[Stored entries]
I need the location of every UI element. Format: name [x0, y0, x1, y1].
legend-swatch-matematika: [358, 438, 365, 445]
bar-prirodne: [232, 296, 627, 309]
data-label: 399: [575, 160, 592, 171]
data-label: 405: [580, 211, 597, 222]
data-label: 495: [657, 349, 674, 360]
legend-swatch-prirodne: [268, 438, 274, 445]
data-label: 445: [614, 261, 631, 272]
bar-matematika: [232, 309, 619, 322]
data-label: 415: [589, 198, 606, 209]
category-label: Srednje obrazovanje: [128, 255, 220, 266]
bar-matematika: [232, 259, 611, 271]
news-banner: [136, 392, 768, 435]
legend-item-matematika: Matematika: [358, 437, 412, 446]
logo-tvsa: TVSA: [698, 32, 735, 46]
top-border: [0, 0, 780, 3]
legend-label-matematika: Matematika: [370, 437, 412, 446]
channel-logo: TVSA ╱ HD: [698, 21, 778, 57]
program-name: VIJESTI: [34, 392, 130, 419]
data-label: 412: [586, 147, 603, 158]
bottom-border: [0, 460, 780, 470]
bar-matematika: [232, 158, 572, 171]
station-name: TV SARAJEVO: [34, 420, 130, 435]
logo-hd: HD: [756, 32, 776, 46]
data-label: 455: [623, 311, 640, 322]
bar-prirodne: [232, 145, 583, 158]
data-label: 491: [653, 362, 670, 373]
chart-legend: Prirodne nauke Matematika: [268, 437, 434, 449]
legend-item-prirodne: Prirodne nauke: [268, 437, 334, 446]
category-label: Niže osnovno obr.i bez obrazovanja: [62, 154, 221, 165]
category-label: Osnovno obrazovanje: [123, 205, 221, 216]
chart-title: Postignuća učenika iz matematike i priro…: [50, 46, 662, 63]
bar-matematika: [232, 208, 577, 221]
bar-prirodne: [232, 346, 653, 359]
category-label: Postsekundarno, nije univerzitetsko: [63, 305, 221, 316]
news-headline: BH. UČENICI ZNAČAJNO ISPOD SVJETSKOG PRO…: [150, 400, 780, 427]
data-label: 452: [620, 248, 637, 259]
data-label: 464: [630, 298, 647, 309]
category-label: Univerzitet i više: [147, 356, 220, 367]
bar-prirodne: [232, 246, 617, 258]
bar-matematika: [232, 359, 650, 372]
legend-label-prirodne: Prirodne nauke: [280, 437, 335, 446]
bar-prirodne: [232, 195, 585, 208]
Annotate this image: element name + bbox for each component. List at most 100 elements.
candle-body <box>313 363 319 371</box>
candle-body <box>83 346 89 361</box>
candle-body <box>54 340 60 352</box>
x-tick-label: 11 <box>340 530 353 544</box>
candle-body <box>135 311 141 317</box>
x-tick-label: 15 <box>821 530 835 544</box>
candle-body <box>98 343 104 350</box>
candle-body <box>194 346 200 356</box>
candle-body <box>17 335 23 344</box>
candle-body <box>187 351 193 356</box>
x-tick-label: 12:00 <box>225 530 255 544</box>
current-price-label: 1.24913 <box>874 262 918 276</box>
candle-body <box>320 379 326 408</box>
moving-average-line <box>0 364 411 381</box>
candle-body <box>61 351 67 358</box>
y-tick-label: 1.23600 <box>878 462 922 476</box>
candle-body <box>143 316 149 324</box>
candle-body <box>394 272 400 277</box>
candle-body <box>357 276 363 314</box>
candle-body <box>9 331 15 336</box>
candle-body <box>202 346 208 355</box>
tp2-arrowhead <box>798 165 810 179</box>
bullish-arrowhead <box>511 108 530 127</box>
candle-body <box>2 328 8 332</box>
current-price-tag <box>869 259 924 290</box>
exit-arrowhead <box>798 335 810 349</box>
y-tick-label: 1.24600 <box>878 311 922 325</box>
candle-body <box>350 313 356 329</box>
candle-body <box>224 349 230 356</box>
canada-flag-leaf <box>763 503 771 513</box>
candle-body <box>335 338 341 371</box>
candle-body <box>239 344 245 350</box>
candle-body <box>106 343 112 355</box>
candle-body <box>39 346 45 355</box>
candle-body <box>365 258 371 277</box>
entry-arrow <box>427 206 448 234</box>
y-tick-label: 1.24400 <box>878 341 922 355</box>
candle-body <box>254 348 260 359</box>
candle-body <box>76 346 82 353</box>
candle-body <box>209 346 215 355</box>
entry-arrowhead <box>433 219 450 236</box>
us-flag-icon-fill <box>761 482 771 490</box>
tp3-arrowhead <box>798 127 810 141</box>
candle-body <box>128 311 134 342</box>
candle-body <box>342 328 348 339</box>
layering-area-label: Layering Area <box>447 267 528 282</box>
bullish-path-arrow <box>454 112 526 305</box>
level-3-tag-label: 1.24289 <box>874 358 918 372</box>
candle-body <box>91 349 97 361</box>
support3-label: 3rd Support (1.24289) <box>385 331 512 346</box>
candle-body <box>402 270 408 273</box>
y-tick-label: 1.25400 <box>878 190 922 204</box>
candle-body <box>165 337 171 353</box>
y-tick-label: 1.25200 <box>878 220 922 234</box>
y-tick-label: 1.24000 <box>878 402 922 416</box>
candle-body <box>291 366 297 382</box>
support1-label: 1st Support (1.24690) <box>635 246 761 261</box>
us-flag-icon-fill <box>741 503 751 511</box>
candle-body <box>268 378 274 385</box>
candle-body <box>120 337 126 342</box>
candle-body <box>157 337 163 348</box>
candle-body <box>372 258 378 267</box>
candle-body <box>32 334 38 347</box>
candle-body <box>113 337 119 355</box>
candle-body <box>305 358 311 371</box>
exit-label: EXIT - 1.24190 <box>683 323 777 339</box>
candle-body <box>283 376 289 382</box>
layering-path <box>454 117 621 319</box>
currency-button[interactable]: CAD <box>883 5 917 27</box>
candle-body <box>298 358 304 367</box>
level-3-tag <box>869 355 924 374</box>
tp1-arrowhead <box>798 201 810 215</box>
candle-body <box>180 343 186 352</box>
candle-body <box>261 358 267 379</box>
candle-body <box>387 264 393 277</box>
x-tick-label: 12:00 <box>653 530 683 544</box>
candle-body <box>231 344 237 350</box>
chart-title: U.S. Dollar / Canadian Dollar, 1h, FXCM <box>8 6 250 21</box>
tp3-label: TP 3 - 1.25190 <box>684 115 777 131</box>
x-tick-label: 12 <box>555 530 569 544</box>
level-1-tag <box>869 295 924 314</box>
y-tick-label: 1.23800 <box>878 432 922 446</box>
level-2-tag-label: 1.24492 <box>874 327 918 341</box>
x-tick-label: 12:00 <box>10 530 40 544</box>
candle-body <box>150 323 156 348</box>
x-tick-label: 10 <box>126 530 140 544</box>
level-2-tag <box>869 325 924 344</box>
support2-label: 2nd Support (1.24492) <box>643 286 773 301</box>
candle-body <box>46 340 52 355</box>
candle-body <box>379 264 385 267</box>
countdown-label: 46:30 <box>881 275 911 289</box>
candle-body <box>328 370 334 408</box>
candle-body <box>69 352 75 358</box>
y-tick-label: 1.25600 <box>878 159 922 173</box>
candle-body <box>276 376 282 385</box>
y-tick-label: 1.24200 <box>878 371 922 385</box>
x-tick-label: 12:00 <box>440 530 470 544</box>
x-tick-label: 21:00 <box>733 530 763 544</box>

# SHORT PROBLEM:
Output the lines from the start of the stored entries through the line containing "bar-matematika: [232, 259, 611, 271]", including that line, unchanged.

# TASK OUTPUT:
I need the location of every UI element. Format: name [x0, y0, x1, y1].
legend-swatch-matematika: [358, 438, 365, 445]
bar-prirodne: [232, 296, 627, 309]
data-label: 399: [575, 160, 592, 171]
data-label: 405: [580, 211, 597, 222]
data-label: 495: [657, 349, 674, 360]
legend-swatch-prirodne: [268, 438, 274, 445]
data-label: 445: [614, 261, 631, 272]
bar-matematika: [232, 309, 619, 322]
data-label: 415: [589, 198, 606, 209]
category-label: Srednje obrazovanje: [128, 255, 220, 266]
bar-matematika: [232, 259, 611, 271]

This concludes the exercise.